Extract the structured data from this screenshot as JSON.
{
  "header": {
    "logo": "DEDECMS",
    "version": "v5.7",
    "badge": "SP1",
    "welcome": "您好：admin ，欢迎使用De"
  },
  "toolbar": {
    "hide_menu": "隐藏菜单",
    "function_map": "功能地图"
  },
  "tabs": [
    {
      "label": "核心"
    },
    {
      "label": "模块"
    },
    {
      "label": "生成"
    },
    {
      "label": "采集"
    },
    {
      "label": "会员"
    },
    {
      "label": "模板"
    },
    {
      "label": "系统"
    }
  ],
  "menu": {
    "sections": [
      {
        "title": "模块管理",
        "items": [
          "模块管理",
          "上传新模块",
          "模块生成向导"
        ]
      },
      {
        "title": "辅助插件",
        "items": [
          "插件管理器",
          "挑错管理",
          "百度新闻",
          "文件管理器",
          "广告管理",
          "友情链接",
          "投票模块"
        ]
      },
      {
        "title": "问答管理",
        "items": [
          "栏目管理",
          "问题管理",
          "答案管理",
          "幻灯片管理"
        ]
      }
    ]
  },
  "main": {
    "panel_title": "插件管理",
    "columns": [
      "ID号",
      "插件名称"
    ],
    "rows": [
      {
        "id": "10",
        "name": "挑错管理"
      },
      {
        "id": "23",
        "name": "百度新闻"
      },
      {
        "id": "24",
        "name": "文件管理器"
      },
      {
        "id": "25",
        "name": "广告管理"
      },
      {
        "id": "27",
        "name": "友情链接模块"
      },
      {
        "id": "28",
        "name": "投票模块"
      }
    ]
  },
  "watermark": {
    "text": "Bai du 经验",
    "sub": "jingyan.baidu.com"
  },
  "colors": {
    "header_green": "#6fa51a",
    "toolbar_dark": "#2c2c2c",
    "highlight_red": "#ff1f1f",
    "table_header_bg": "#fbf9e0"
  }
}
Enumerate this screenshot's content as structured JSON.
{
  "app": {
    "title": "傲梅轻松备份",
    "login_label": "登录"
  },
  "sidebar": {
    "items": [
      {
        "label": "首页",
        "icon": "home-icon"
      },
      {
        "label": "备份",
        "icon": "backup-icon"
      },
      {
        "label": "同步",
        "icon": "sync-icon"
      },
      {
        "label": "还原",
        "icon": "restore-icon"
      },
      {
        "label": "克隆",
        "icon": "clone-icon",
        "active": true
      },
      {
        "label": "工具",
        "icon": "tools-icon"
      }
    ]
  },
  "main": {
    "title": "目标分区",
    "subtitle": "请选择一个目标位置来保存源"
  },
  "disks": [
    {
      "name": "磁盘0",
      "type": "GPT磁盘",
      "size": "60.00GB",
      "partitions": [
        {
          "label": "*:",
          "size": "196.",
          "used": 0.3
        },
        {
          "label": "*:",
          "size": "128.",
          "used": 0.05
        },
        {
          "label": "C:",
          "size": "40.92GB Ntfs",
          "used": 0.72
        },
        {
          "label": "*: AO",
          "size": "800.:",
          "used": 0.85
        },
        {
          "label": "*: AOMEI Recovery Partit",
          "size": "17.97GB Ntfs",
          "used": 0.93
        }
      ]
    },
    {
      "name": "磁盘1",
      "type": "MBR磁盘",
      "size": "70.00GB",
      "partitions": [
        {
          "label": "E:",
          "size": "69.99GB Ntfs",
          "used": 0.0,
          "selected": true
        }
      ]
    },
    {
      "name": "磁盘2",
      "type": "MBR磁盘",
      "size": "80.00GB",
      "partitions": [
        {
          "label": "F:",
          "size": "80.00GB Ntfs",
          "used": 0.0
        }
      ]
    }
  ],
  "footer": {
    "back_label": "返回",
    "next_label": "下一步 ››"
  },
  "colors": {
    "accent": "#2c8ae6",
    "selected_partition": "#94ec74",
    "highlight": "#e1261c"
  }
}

» WORK TO DO: Report every line containing the word "icon" from the listing above.

» RESPONSE FOR THIS EXERCISE:
        "icon": "home-icon"
        "icon": "backup-icon"
        "icon": "sync-icon"
        "icon": "restore-icon"
        "icon": "clone-icon",
        "icon": "tools-icon"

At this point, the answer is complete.